▶ TASK OBJECTIVE: Read the records below and copy each line that contains "SALUD".

Excerpt from a dataset:

○ ○ ○

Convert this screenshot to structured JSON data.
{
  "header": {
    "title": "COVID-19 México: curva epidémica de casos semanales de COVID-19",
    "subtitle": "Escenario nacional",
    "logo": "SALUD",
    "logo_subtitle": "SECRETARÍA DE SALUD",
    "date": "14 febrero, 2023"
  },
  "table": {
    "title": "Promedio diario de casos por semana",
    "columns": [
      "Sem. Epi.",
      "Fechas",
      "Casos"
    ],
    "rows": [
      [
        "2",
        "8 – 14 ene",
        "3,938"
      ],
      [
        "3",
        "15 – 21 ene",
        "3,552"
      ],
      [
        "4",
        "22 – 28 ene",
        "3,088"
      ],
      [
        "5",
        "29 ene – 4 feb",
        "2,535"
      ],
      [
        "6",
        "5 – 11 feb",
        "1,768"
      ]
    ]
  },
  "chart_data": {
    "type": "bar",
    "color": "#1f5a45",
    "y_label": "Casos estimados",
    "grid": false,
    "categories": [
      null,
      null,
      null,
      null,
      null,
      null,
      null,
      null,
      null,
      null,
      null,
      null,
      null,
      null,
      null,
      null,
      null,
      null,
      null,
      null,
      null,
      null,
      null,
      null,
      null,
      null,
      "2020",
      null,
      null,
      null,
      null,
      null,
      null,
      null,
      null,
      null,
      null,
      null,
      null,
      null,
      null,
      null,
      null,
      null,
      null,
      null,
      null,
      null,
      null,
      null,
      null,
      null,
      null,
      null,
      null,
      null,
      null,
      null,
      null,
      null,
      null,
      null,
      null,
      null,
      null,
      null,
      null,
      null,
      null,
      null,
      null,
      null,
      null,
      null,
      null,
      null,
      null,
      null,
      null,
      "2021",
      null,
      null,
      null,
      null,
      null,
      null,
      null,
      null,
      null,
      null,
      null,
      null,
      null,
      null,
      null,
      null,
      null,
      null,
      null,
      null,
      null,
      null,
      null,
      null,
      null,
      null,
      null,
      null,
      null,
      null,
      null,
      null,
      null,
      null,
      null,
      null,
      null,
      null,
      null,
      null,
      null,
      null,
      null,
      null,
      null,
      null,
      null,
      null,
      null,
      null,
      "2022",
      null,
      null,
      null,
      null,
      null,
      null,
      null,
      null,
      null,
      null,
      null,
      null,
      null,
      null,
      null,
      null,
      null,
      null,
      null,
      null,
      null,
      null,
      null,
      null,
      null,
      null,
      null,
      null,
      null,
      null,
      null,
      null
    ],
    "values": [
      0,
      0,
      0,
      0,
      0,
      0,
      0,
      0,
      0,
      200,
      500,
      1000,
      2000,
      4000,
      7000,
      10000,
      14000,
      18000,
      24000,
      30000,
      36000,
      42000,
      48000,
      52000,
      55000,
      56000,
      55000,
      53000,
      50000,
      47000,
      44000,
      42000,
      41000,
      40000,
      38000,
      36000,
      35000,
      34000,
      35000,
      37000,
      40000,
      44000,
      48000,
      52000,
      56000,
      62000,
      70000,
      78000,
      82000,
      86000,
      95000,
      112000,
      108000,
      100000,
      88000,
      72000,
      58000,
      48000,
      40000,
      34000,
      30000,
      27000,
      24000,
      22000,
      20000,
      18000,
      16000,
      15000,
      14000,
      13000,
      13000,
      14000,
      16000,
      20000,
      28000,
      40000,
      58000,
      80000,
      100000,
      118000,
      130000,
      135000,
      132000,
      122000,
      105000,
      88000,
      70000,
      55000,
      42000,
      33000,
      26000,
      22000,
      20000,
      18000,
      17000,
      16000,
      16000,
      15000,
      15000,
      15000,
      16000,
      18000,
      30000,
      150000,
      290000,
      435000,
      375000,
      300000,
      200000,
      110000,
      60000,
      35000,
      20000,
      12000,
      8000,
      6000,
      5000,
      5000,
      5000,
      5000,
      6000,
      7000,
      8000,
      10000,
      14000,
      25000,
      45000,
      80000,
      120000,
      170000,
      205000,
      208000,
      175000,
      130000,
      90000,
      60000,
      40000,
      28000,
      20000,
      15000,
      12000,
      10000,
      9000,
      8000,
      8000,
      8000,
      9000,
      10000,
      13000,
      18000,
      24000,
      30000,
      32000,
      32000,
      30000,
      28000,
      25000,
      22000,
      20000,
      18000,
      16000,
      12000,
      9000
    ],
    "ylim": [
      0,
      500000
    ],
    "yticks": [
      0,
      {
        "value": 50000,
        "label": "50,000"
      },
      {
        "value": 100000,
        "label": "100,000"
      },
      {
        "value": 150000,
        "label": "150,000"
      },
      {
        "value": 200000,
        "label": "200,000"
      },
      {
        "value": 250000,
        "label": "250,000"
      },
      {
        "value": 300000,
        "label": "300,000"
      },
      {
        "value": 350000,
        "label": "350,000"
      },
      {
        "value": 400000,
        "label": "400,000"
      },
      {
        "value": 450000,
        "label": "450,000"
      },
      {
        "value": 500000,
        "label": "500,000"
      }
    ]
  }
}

○ ○ ○

▶ REPLY TO THE TASK:
    "logo": "SALUD",
    "logo_subtitle": "SECRETARÍA DE SALUD",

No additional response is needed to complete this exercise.